## What is required
Write out all the entries word for word, but skip any images.

## Input for this task
## begin

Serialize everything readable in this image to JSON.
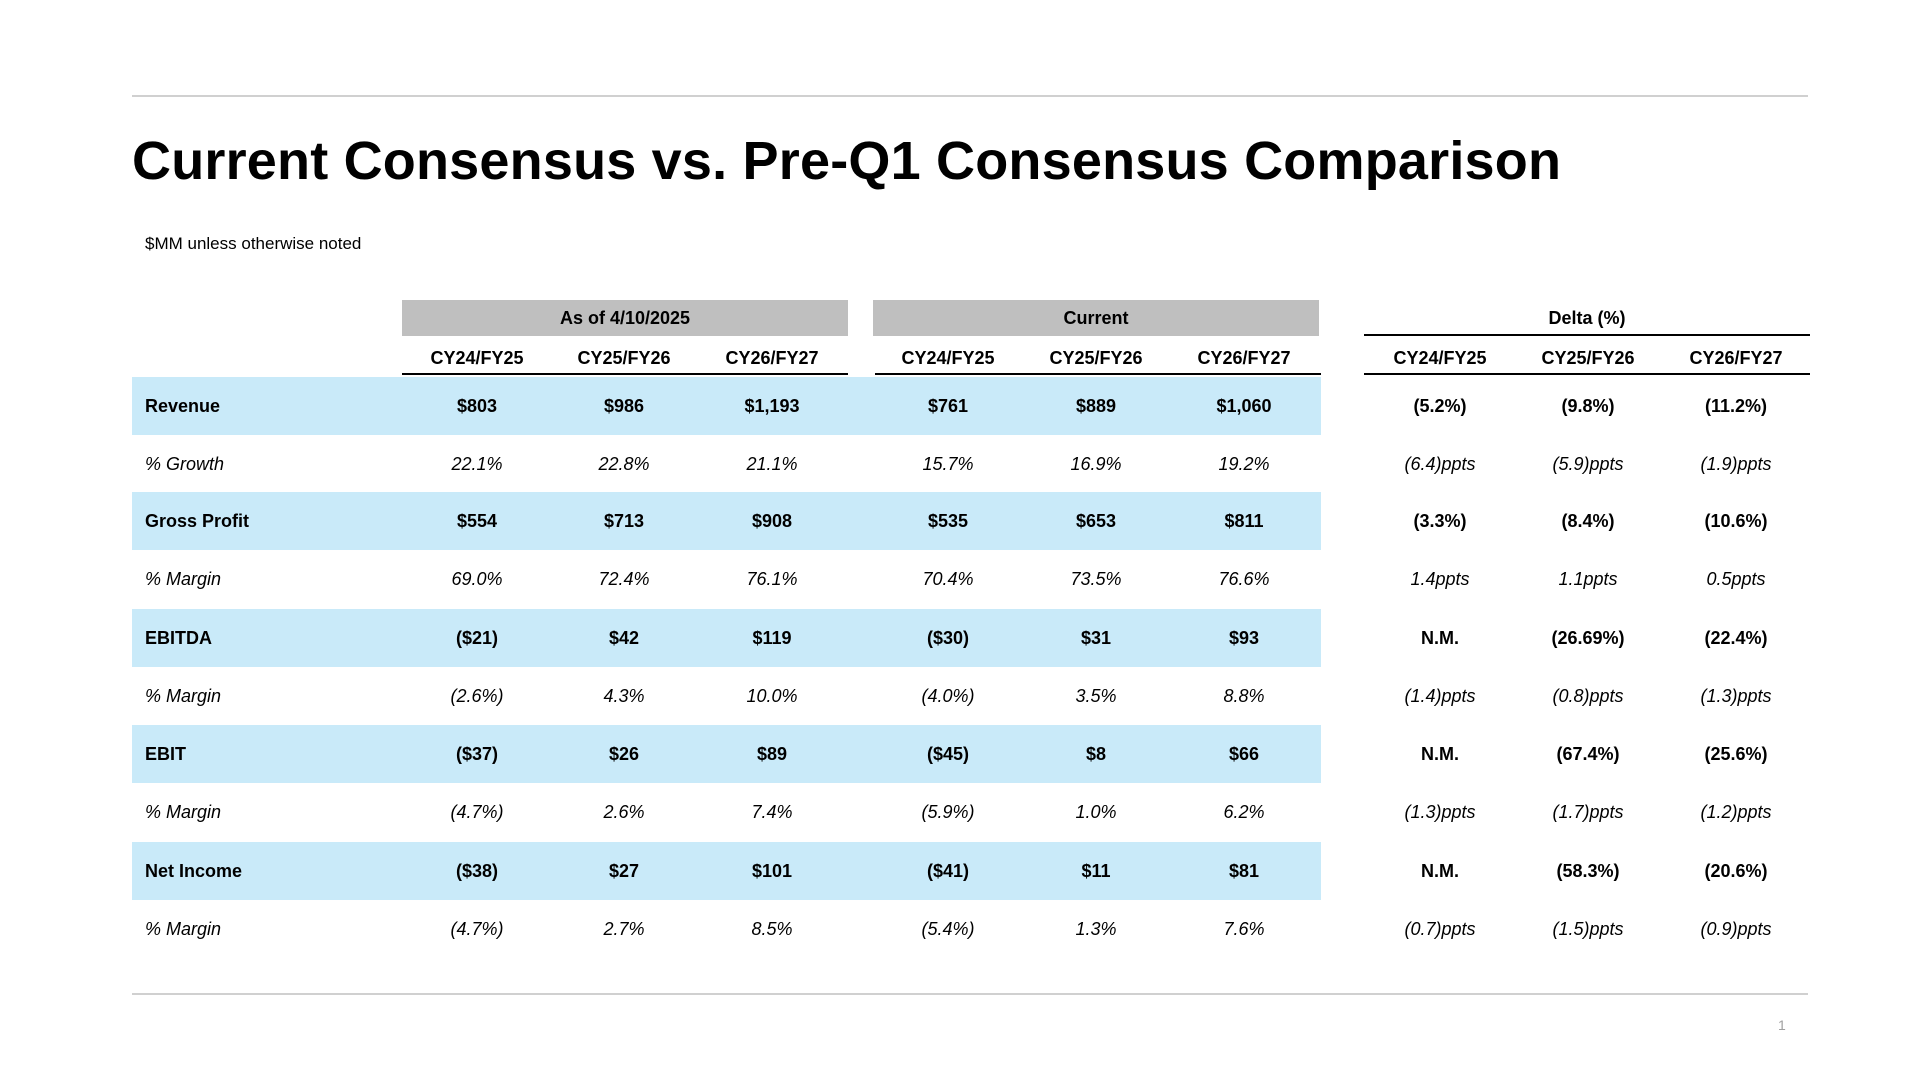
{
  "title": "Current Consensus vs. Pre-Q1 Consensus Comparison",
  "subtitle": "$MM unless otherwise noted",
  "page_number": "1",
  "groups": {
    "as_of": "As of 4/10/2025",
    "current": "Current",
    "delta": "Delta (%)"
  },
  "columns": [
    "CY24/FY25",
    "CY25/FY26",
    "CY26/FY27",
    "CY24/FY25",
    "CY25/FY26",
    "CY26/FY27",
    "CY24/FY25",
    "CY25/FY26",
    "CY26/FY27"
  ],
  "rows": [
    {
      "label": "Revenue",
      "values": [
        "$803",
        "$986",
        "$1,193",
        "$761",
        "$889",
        "$1,060",
        "(5.2%)",
        "(9.8%)",
        "(11.2%)"
      ]
    },
    {
      "label": "% Growth",
      "values": [
        "22.1%",
        "22.8%",
        "21.1%",
        "15.7%",
        "16.9%",
        "19.2%",
        "(6.4)ppts",
        "(5.9)ppts",
        "(1.9)ppts"
      ]
    },
    {
      "label": "Gross Profit",
      "values": [
        "$554",
        "$713",
        "$908",
        "$535",
        "$653",
        "$811",
        "(3.3%)",
        "(8.4%)",
        "(10.6%)"
      ]
    },
    {
      "label": "% Margin",
      "values": [
        "69.0%",
        "72.4%",
        "76.1%",
        "70.4%",
        "73.5%",
        "76.6%",
        "1.4ppts",
        "1.1ppts",
        "0.5ppts"
      ]
    },
    {
      "label": "EBITDA",
      "values": [
        "($21)",
        "$42",
        "$119",
        "($30)",
        "$31",
        "$93",
        "N.M.",
        "(26.69%)",
        "(22.4%)"
      ]
    },
    {
      "label": "% Margin",
      "values": [
        "(2.6%)",
        "4.3%",
        "10.0%",
        "(4.0%)",
        "3.5%",
        "8.8%",
        "(1.4)ppts",
        "(0.8)ppts",
        "(1.3)ppts"
      ]
    },
    {
      "label": "EBIT",
      "values": [
        "($37)",
        "$26",
        "$89",
        "($45)",
        "$8",
        "$66",
        "N.M.",
        "(67.4%)",
        "(25.6%)"
      ]
    },
    {
      "label": "% Margin",
      "values": [
        "(4.7%)",
        "2.6%",
        "7.4%",
        "(5.9%)",
        "1.0%",
        "6.2%",
        "(1.3)ppts",
        "(1.7)ppts",
        "(1.2)ppts"
      ]
    },
    {
      "label": "Net Income",
      "values": [
        "($38)",
        "$27",
        "$101",
        "($41)",
        "$11",
        "$81",
        "N.M.",
        "(58.3%)",
        "(20.6%)"
      ]
    },
    {
      "label": "% Margin",
      "values": [
        "(4.7%)",
        "2.7%",
        "8.5%",
        "(5.4%)",
        "1.3%",
        "7.6%",
        "(0.7)ppts",
        "(1.5)ppts",
        "(0.9)ppts"
      ]
    }
  ],
  "colors": {
    "band": "#c9eaf9",
    "group_header": "#bfbfbf",
    "rule": "#d0d0d0"
  }
}
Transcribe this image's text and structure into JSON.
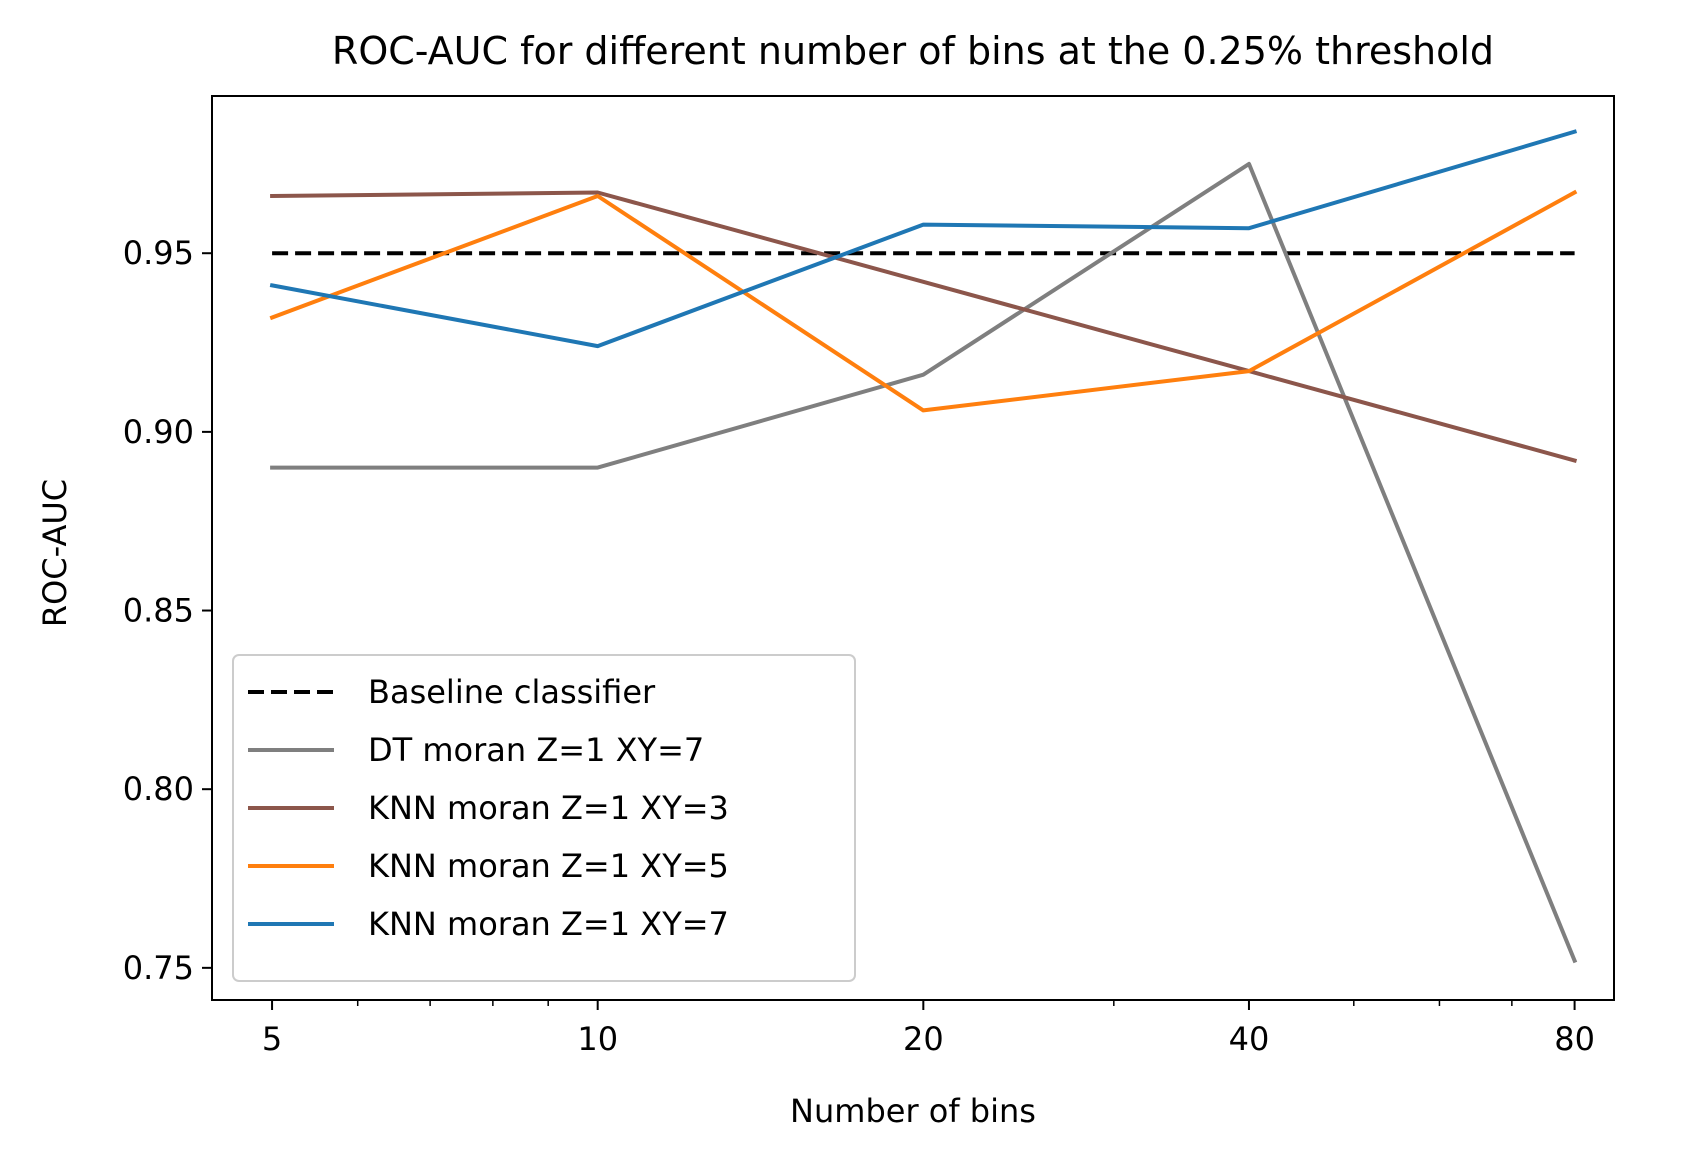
{
  "chart_data": {
    "type": "line",
    "title": "ROC-AUC for different number of bins at the 0.25% threshold",
    "xlabel": "Number of bins",
    "ylabel": "ROC-AUC",
    "x_scale": "log",
    "x": [
      5,
      10,
      20,
      40,
      80
    ],
    "x_tick_labels": [
      "5",
      "10",
      "20",
      "40",
      "80"
    ],
    "xlim": [
      4.4,
      87
    ],
    "ylim": [
      0.741,
      0.994
    ],
    "y_ticks": [
      0.75,
      0.8,
      0.85,
      0.9,
      0.95
    ],
    "y_tick_labels": [
      "0.75",
      "0.80",
      "0.85",
      "0.90",
      "0.95"
    ],
    "grid": false,
    "legend_position": "lower-left",
    "series": [
      {
        "name": "Baseline classifier",
        "color": "#000000",
        "dashed": true,
        "values": [
          0.95,
          0.95,
          0.95,
          0.95,
          0.95
        ]
      },
      {
        "name": "DT moran Z=1 XY=7",
        "color": "#7f7f7f",
        "dashed": false,
        "values": [
          0.89,
          0.89,
          0.916,
          0.975,
          0.752
        ]
      },
      {
        "name": "KNN moran Z=1 XY=3",
        "color": "#8c564b",
        "dashed": false,
        "values": [
          0.966,
          0.967,
          0.942,
          0.917,
          0.892
        ]
      },
      {
        "name": "KNN moran Z=1 XY=5",
        "color": "#ff7f0e",
        "dashed": false,
        "values": [
          0.932,
          0.966,
          0.906,
          0.917,
          0.967
        ]
      },
      {
        "name": "KNN moran Z=1 XY=7",
        "color": "#1f77b4",
        "dashed": false,
        "values": [
          0.941,
          0.924,
          0.958,
          0.957,
          0.984
        ]
      }
    ]
  }
}
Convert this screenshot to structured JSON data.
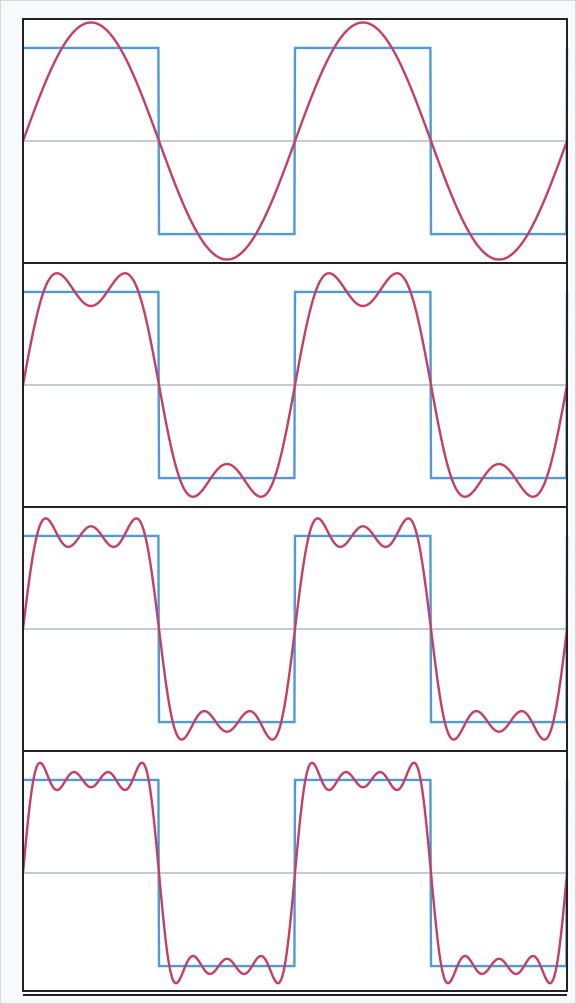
{
  "chart_data": [
    {
      "type": "line",
      "title": "",
      "xlabel": "",
      "ylabel": "",
      "xlim": [
        0,
        4
      ],
      "ylim": [
        -1.3,
        1.3
      ],
      "grid": false,
      "legend": "none",
      "harmonic_terms": 1,
      "series": [
        {
          "values_fn": "square_wave",
          "color": "#4f9ad8"
        },
        {
          "values_fn": "fourier_partial_sum",
          "color": "#c53f63"
        }
      ]
    },
    {
      "type": "line",
      "title": "",
      "xlabel": "",
      "ylabel": "",
      "xlim": [
        0,
        4
      ],
      "ylim": [
        -1.3,
        1.3
      ],
      "grid": false,
      "legend": "none",
      "harmonic_terms": 2,
      "series": [
        {
          "values_fn": "square_wave",
          "color": "#4f9ad8"
        },
        {
          "values_fn": "fourier_partial_sum",
          "color": "#c53f63"
        }
      ]
    },
    {
      "type": "line",
      "title": "",
      "xlabel": "",
      "ylabel": "",
      "xlim": [
        0,
        4
      ],
      "ylim": [
        -1.3,
        1.3
      ],
      "grid": false,
      "legend": "none",
      "harmonic_terms": 3,
      "series": [
        {
          "values_fn": "square_wave",
          "color": "#4f9ad8"
        },
        {
          "values_fn": "fourier_partial_sum",
          "color": "#c53f63"
        }
      ]
    },
    {
      "type": "line",
      "title": "",
      "xlabel": "",
      "ylabel": "",
      "xlim": [
        0,
        4
      ],
      "ylim": [
        -1.3,
        1.3
      ],
      "grid": false,
      "legend": "none",
      "harmonic_terms": 4,
      "series": [
        {
          "values_fn": "square_wave",
          "color": "#4f9ad8"
        },
        {
          "values_fn": "fourier_partial_sum",
          "color": "#c53f63"
        }
      ]
    }
  ],
  "colors": {
    "square_wave": "#4f9ad8",
    "fourier_sum": "#c53f63",
    "axis_zero_line": "#c9cccf",
    "panel_border": "#222222"
  }
}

## end

## Answer
Serialize everything readable in this image to JSON.
{
  "title": "Current Consensus vs. Pre-Q1 Consensus Comparison",
  "subtitle": "$MM unless otherwise noted",
  "page_number": "1",
  "groups": {
    "as_of": "As of 4/10/2025",
    "current": "Current",
    "delta": "Delta (%)"
  },
  "columns": [
    "CY24/FY25",
    "CY25/FY26",
    "CY26/FY27",
    "CY24/FY25",
    "CY25/FY26",
    "CY26/FY27",
    "CY24/FY25",
    "CY25/FY26",
    "CY26/FY27"
  ],
  "rows": [
    {
      "label": "Revenue",
      "values": [
        "$803",
        "$986",
        "$1,193",
        "$761",
        "$889",
        "$1,060",
        "(5.2%)",
        "(9.8%)",
        "(11.2%)"
      ]
    },
    {
      "label": "% Growth",
      "values": [
        "22.1%",
        "22.8%",
        "21.1%",
        "15.7%",
        "16.9%",
        "19.2%",
        "(6.4)ppts",
        "(5.9)ppts",
        "(1.9)ppts"
      ]
    },
    {
      "label": "Gross Profit",
      "values": [
        "$554",
        "$713",
        "$908",
        "$535",
        "$653",
        "$811",
        "(3.3%)",
        "(8.4%)",
        "(10.6%)"
      ]
    },
    {
      "label": "% Margin",
      "values": [
        "69.0%",
        "72.4%",
        "76.1%",
        "70.4%",
        "73.5%",
        "76.6%",
        "1.4ppts",
        "1.1ppts",
        "0.5ppts"
      ]
    },
    {
      "label": "EBITDA",
      "values": [
        "($21)",
        "$42",
        "$119",
        "($30)",
        "$31",
        "$93",
        "N.M.",
        "(26.69%)",
        "(22.4%)"
      ]
    },
    {
      "label": "% Margin",
      "values": [
        "(2.6%)",
        "4.3%",
        "10.0%",
        "(4.0%)",
        "3.5%",
        "8.8%",
        "(1.4)ppts",
        "(0.8)ppts",
        "(1.3)ppts"
      ]
    },
    {
      "label": "EBIT",
      "values": [
        "($37)",
        "$26",
        "$89",
        "($45)",
        "$8",
        "$66",
        "N.M.",
        "(67.4%)",
        "(25.6%)"
      ]
    },
    {
      "label": "% Margin",
      "values": [
        "(4.7%)",
        "2.6%",
        "7.4%",
        "(5.9%)",
        "1.0%",
        "6.2%",
        "(1.3)ppts",
        "(1.7)ppts",
        "(1.2)ppts"
      ]
    },
    {
      "label": "Net Income",
      "values": [
        "($38)",
        "$27",
        "$101",
        "($41)",
        "$11",
        "$81",
        "N.M.",
        "(58.3%)",
        "(20.6%)"
      ]
    },
    {
      "label": "% Margin",
      "values": [
        "(4.7%)",
        "2.7%",
        "8.5%",
        "(5.4%)",
        "1.3%",
        "7.6%",
        "(0.7)ppts",
        "(1.5)ppts",
        "(0.9)ppts"
      ]
    }
  ],
  "colors": {
    "band": "#c9eaf9",
    "group_header": "#bfbfbf",
    "rule": "#d0d0d0"
  }
}
Transcribe this image's text and structure into JSON.
{
  "chart_data": {
    "type": "line",
    "title": "ROC-AUC for different number of bins at the 0.25% threshold",
    "xlabel": "Number of bins",
    "ylabel": "ROC-AUC",
    "x_scale": "log",
    "x": [
      5,
      10,
      20,
      40,
      80
    ],
    "x_tick_labels": [
      "5",
      "10",
      "20",
      "40",
      "80"
    ],
    "xlim": [
      4.4,
      87
    ],
    "ylim": [
      0.741,
      0.994
    ],
    "y_ticks": [
      0.75,
      0.8,
      0.85,
      0.9,
      0.95
    ],
    "y_tick_labels": [
      "0.75",
      "0.80",
      "0.85",
      "0.90",
      "0.95"
    ],
    "grid": false,
    "legend_position": "lower-left",
    "series": [
      {
        "name": "Baseline classifier",
        "color": "#000000",
        "dashed": true,
        "values": [
          0.95,
          0.95,
          0.95,
          0.95,
          0.95
        ]
      },
      {
        "name": "DT moran Z=1 XY=7",
        "color": "#7f7f7f",
        "dashed": false,
        "values": [
          0.89,
          0.89,
          0.916,
          0.975,
          0.752
        ]
      },
      {
        "name": "KNN moran Z=1 XY=3",
        "color": "#8c564b",
        "dashed": false,
        "values": [
          0.966,
          0.967,
          0.942,
          0.917,
          0.892
        ]
      },
      {
        "name": "KNN moran Z=1 XY=5",
        "color": "#ff7f0e",
        "dashed": false,
        "values": [
          0.932,
          0.966,
          0.906,
          0.917,
          0.967
        ]
      },
      {
        "name": "KNN moran Z=1 XY=7",
        "color": "#1f77b4",
        "dashed": false,
        "values": [
          0.941,
          0.924,
          0.958,
          0.957,
          0.984
        ]
      }
    ]
  }
}
Convert this screenshot to structured JSON data.
{
  "chart_data": [
    {
      "type": "line",
      "title": "",
      "xlabel": "",
      "ylabel": "",
      "xlim": [
        0,
        4
      ],
      "ylim": [
        -1.3,
        1.3
      ],
      "grid": false,
      "legend": "none",
      "harmonic_terms": 1,
      "series": [
        {
          "values_fn": "square_wave",
          "color": "#4f9ad8"
        },
        {
          "values_fn": "fourier_partial_sum",
          "color": "#c53f63"
        }
      ]
    },
    {
      "type": "line",
      "title": "",
      "xlabel": "",
      "ylabel": "",
      "xlim": [
        0,
        4
      ],
      "ylim": [
        -1.3,
        1.3
      ],
      "grid": false,
      "legend": "none",
      "harmonic_terms": 2,
      "series": [
        {
          "values_fn": "square_wave",
          "color": "#4f9ad8"
        },
        {
          "values_fn": "fourier_partial_sum",
          "color": "#c53f63"
        }
      ]
    },
    {
      "type": "line",
      "title": "",
      "xlabel": "",
      "ylabel": "",
      "xlim": [
        0,
        4
      ],
      "ylim": [
        -1.3,
        1.3
      ],
      "grid": false,
      "legend": "none",
      "harmonic_terms": 3,
      "series": [
        {
          "values_fn": "square_wave",
          "color": "#4f9ad8"
        },
        {
          "values_fn": "fourier_partial_sum",
          "color": "#c53f63"
        }
      ]
    },
    {
      "type": "line",
      "title": "",
      "xlabel": "",
      "ylabel": "",
      "xlim": [
        0,
        4
      ],
      "ylim": [
        -1.3,
        1.3
      ],
      "grid": false,
      "legend": "none",
      "harmonic_terms": 4,
      "series": [
        {
          "values_fn": "square_wave",
          "color": "#4f9ad8"
        },
        {
          "values_fn": "fourier_partial_sum",
          "color": "#c53f63"
        }
      ]
    }
  ],
  "colors": {
    "square_wave": "#4f9ad8",
    "fourier_sum": "#c53f63",
    "axis_zero_line": "#c9cccf",
    "panel_border": "#222222"
  }
}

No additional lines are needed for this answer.